§ Stated exercise 1: Determine whether each statement below agrees with the newsletter. For each, answer yes or no and quote the deciding words: (a) the games were postponed from Monday because of morning rain and wet fields; (b) Green entered the tournament as the #7 seed; (c) Orange never led by more than three runs at the end of any inning.
§ Stated exercise 2: According to the newsletter, who umpired at home plate in the game between Orange and Green?
§ Stated exercise 3: Reproduce the part of the newsletter that opens with the words containing "10:00 a.m., Orange" and closes with "MPH – just splendid.", swapping "brisk" for "chilly".

B League Picayune
Often in error, never in doubt.
Volume 6, Issue 62 – November 19, 2024
Games of Tuesday November 19 – end-of-season-tourney day one:
Games were postponed from Monday November 18 due to morning rain and wet fields.
10:00 a.m., Orange (20.5 – 31.5, #7 seed) at Green (29-23, #2 seed):
1 2 3 4 5 6 BUFFET FINAL
Orange 3 3 2 3 5 4 2 22
Green 3 3 1 1 5 4 4 21
Pitchers: Orange – Spike Davidson; Green – Tommy Deleon. Mercenaries: Orange – Tony Garcia and Donnie Janac. Umpires: home – Terry Watts; bases – Eddy Murillo and David Brown. Perfect at the plate: Orange – Tony Garcia (4 for 4 with a double); Green – Ralph Villela (5 for 5 with two doubles).
Weather report: After a brisk morning, temperatures in the 50s at sunrise, it was up to 65 degrees (Heat Index also 65) at game time, 44% humidity, 100% blue sky, wind WNW 6 MPH – just splendid.
Best game of the day saw Orange, the low seed, knock off a powerful Green team. Both teams scored in every at bat, and Orange never led by more than three at the end of any inning. They scored three times in the top of the first on three singles, back-to-back walks drawn by Eddie Ortiz and Peter Atkins, a double to drive in the first run by Larry Fiorentino (returning to action and playing through a balky knee which had him, by his own estimate, playing at about 70% capacity, and moved to second base), and Ray Pilgrim’s sacrifice fly. With two runs in and the bases loaded, Matt Levitt grounded a ball to shortstop Ralph Villela, who threw to third baseman David Pittard for the force there; Eddie, running from third base, thought that was the third out and came to nearly a full stop before his teammates urged him on; David had time to throw home, but his peg pulled catcher Jim McAnelly off the mat and Eddie made it in.

§ Material:
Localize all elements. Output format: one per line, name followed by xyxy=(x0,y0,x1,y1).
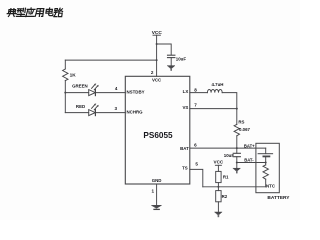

§ Exercise result 1:
(a) Yes: "Games were postponed from Monday November 18 due to morning rain and wet fields."
(b) No: "Green (29-23, #2 seed)"
(c) Yes: "Orange never led by more than three at the end of any inning"

§ Exercise result 2: Terry Watts.

§ Exercise result 3:
10:00 a.m., Orange (20.5 – 31.5, #7 seed) at Green (29-23, #2 seed):
1 2 3 4 5 6 BUFFET FINAL
Orange 3 3 2 3 5 4 2 22
Green 3 3 1 1 5 4 4 21
Pitchers: Orange – Spike Davidson; Green – Tommy Deleon. Mercenaries: Orange – Tony Garcia and Donnie Janac. Umpires: home – Terry Watts; bases – Eddy Murillo and David Brown. Perfect at the plate: Orange – Tony Garcia (4 for 4 with a double); Green – Ralph Villela (5 for 5 with two doubles).
Weather report: After a chilly morning, temperatures in the 50s at sunrise, it was up to 65 degrees (Heat Index also 65) at game time, 44% humidity, 100% blue sky, wind WNW 6 MPH – just splendid.